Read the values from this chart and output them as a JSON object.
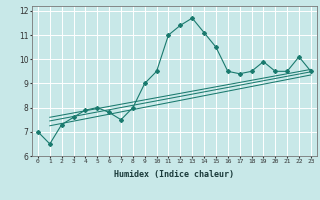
{
  "xlabel": "Humidex (Indice chaleur)",
  "ylabel": "",
  "line_color": "#1a7a6e",
  "bg_color": "#c8e8e8",
  "grid_color": "#ffffff",
  "x_data": [
    0,
    1,
    2,
    3,
    4,
    5,
    6,
    7,
    8,
    9,
    10,
    11,
    12,
    13,
    14,
    15,
    16,
    17,
    18,
    19,
    20,
    21,
    22,
    23
  ],
  "y_main": [
    7.0,
    6.5,
    7.3,
    7.6,
    7.9,
    8.0,
    7.8,
    7.5,
    8.0,
    9.0,
    9.5,
    11.0,
    11.4,
    11.7,
    11.1,
    10.5,
    9.5,
    9.4,
    9.5,
    9.9,
    9.5,
    9.5,
    10.1,
    9.5
  ],
  "regression_lines": [
    {
      "x_start": 1,
      "y_start": 7.25,
      "x_end": 23,
      "y_end": 9.35
    },
    {
      "x_start": 1,
      "y_start": 7.45,
      "x_end": 23,
      "y_end": 9.48
    },
    {
      "x_start": 1,
      "y_start": 7.6,
      "x_end": 23,
      "y_end": 9.58
    }
  ],
  "ylim": [
    6.0,
    12.2
  ],
  "xlim": [
    -0.5,
    23.5
  ],
  "yticks": [
    6,
    7,
    8,
    9,
    10,
    11,
    12
  ],
  "xticks": [
    0,
    1,
    2,
    3,
    4,
    5,
    6,
    7,
    8,
    9,
    10,
    11,
    12,
    13,
    14,
    15,
    16,
    17,
    18,
    19,
    20,
    21,
    22,
    23
  ],
  "marker": "D",
  "markersize": 2.0,
  "linewidth": 0.8
}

- - -

- PROBLEM STATEMENT
Copy the records exactly as they appear, excluding images.

- RESULT FOR THIS EXERCISE
Read the values from this chart and output them as a JSON object.
{
  "xlabel": "Humidex (Indice chaleur)",
  "ylabel": "",
  "line_color": "#1a7a6e",
  "bg_color": "#c8e8e8",
  "grid_color": "#ffffff",
  "x_data": [
    0,
    1,
    2,
    3,
    4,
    5,
    6,
    7,
    8,
    9,
    10,
    11,
    12,
    13,
    14,
    15,
    16,
    17,
    18,
    19,
    20,
    21,
    22,
    23
  ],
  "y_main": [
    7.0,
    6.5,
    7.3,
    7.6,
    7.9,
    8.0,
    7.8,
    7.5,
    8.0,
    9.0,
    9.5,
    11.0,
    11.4,
    11.7,
    11.1,
    10.5,
    9.5,
    9.4,
    9.5,
    9.9,
    9.5,
    9.5,
    10.1,
    9.5
  ],
  "regression_lines": [
    {
      "x_start": 1,
      "y_start": 7.25,
      "x_end": 23,
      "y_end": 9.35
    },
    {
      "x_start": 1,
      "y_start": 7.45,
      "x_end": 23,
      "y_end": 9.48
    },
    {
      "x_start": 1,
      "y_start": 7.6,
      "x_end": 23,
      "y_end": 9.58
    }
  ],
  "ylim": [
    6.0,
    12.2
  ],
  "xlim": [
    -0.5,
    23.5
  ],
  "yticks": [
    6,
    7,
    8,
    9,
    10,
    11,
    12
  ],
  "xticks": [
    0,
    1,
    2,
    3,
    4,
    5,
    6,
    7,
    8,
    9,
    10,
    11,
    12,
    13,
    14,
    15,
    16,
    17,
    18,
    19,
    20,
    21,
    22,
    23
  ],
  "marker": "D",
  "markersize": 2.0,
  "linewidth": 0.8
}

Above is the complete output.